TASK STATEMENT:
Print the following lines exactly as they appear, every one of them.

Rows from a layout dataset
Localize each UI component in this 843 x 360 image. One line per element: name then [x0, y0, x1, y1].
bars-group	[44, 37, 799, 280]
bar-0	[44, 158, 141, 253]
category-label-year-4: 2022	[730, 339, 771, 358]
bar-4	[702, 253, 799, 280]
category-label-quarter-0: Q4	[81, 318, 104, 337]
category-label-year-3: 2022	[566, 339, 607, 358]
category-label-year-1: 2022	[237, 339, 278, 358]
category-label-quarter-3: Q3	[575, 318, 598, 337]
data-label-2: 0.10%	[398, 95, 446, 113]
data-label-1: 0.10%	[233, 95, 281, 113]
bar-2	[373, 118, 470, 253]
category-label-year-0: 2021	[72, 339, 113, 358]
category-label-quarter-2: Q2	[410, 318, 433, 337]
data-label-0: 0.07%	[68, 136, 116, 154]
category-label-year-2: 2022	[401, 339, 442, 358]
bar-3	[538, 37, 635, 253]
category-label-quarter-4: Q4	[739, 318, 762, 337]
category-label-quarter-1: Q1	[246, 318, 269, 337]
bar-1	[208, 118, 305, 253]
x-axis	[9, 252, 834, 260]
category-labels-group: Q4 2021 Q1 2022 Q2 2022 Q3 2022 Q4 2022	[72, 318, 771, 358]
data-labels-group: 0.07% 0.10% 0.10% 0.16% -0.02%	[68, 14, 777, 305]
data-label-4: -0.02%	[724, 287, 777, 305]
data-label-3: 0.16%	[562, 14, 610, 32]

RESULT OF THIS EXERCISE:
Localize each UI component in this 843 x 360 image. One line per element: name then [x0, y0, x1, y1].
bars-group	[44, 37, 799, 280]
bar-0	[44, 158, 141, 253]
category-label-year-4: 2022	[730, 339, 771, 358]
bar-4	[702, 253, 799, 280]
category-label-quarter-0: Q4	[81, 318, 104, 337]
category-label-year-3: 2022	[566, 339, 607, 358]
category-label-year-1: 2022	[237, 339, 278, 358]
category-label-quarter-3: Q3	[575, 318, 598, 337]
data-label-2: 0.10%	[398, 95, 446, 113]
data-label-1: 0.10%	[233, 95, 281, 113]
bar-2	[373, 118, 470, 253]
category-label-year-0: 2021	[72, 339, 113, 358]
category-label-quarter-2: Q2	[410, 318, 433, 337]
data-label-0: 0.07%	[68, 136, 116, 154]
category-label-year-2: 2022	[401, 339, 442, 358]
bar-3	[538, 37, 635, 253]
category-label-quarter-4: Q4	[739, 318, 762, 337]
category-label-quarter-1: Q1	[246, 318, 269, 337]
bar-1	[208, 118, 305, 253]
x-axis	[9, 252, 834, 260]
category-labels-group: Q4 2021 Q1 2022 Q2 2022 Q3 2022 Q4 2022	[72, 318, 771, 358]
data-labels-group: 0.07% 0.10% 0.10% 0.16% -0.02%	[68, 14, 777, 305]
data-label-4: -0.02%	[724, 287, 777, 305]
data-label-3: 0.16%	[562, 14, 610, 32]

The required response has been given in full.